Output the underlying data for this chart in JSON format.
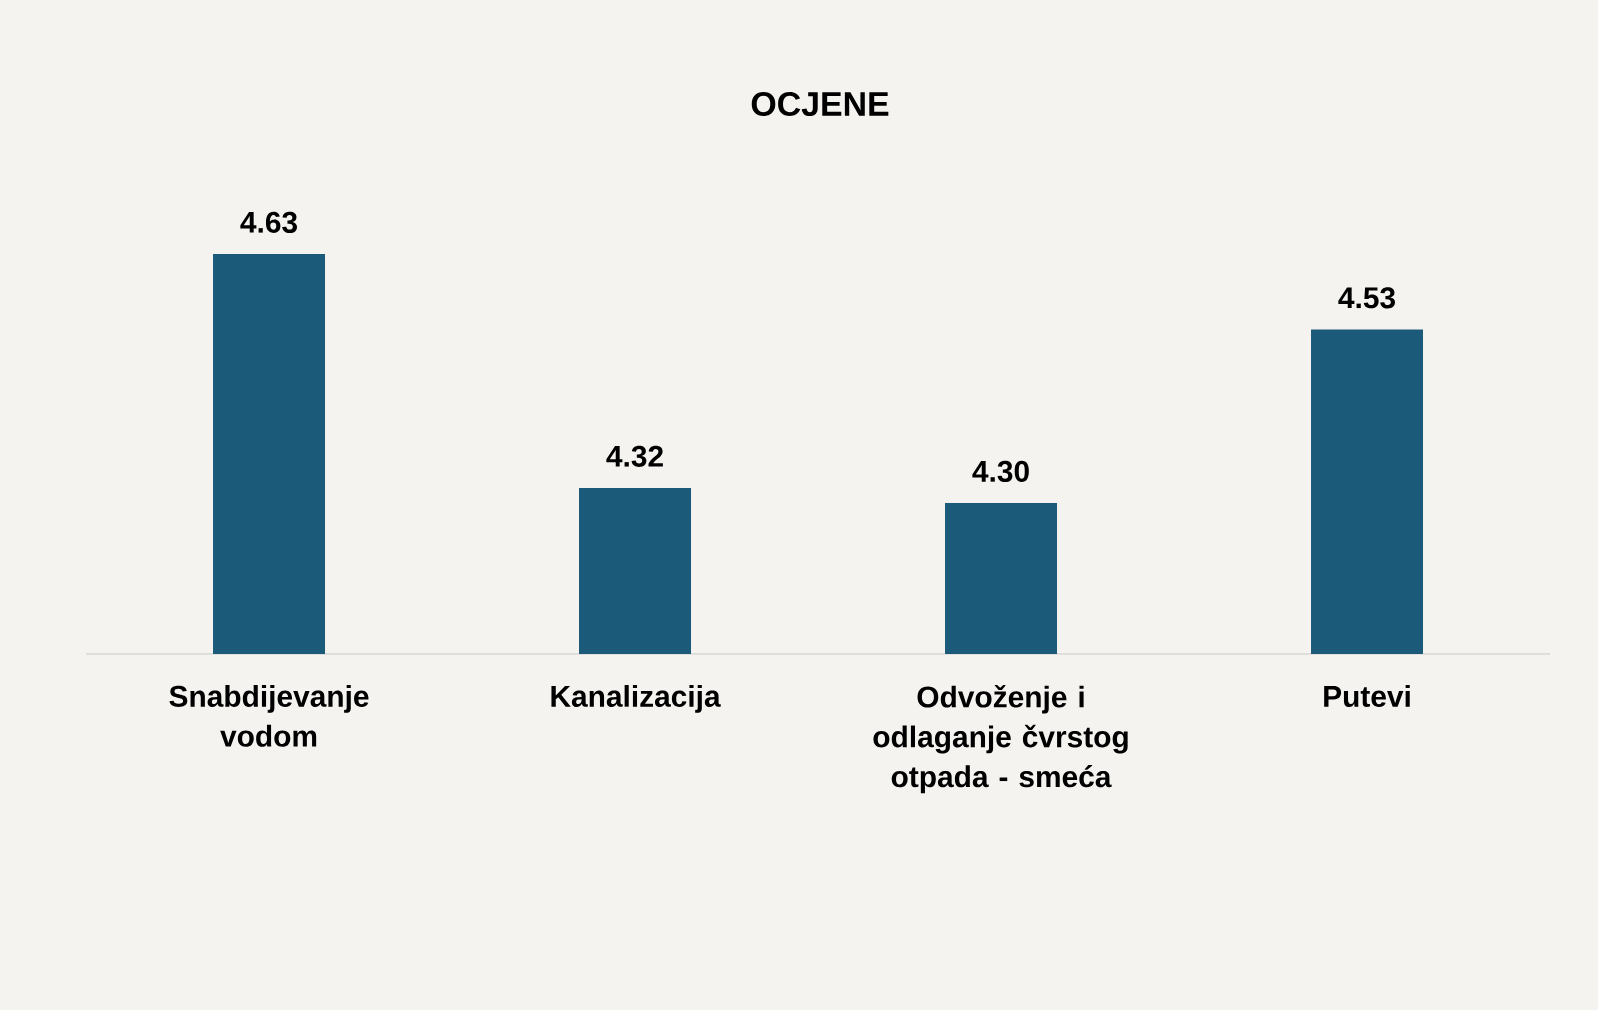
{
  "chart_data": {
    "type": "bar",
    "title": "OCJENE",
    "categories": [
      "Snabdijevanje vodom",
      "Kanalizacija",
      "Odvoženje i odlaganje čvrstog otpada - smeća",
      "Putevi"
    ],
    "values": [
      4.63,
      4.32,
      4.3,
      4.53
    ],
    "value_labels": [
      "4.63",
      "4.32",
      "4.30",
      "4.53"
    ],
    "color": "#1c5a7a",
    "ylim": [
      4.1,
      4.63
    ],
    "tick_labels": "x"
  }
}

- Problem description: Leave out the pictures and print every line of the data exactly.

- Written solution:
Output the underlying data for this chart in JSON format.
{
  "chart_data": {
    "type": "bar",
    "title": "OCJENE",
    "categories": [
      "Snabdijevanje vodom",
      "Kanalizacija",
      "Odvoženje i odlaganje čvrstog otpada - smeća",
      "Putevi"
    ],
    "values": [
      4.63,
      4.32,
      4.3,
      4.53
    ],
    "value_labels": [
      "4.63",
      "4.32",
      "4.30",
      "4.53"
    ],
    "color": "#1c5a7a",
    "ylim": [
      4.1,
      4.63
    ],
    "tick_labels": "x"
  }
}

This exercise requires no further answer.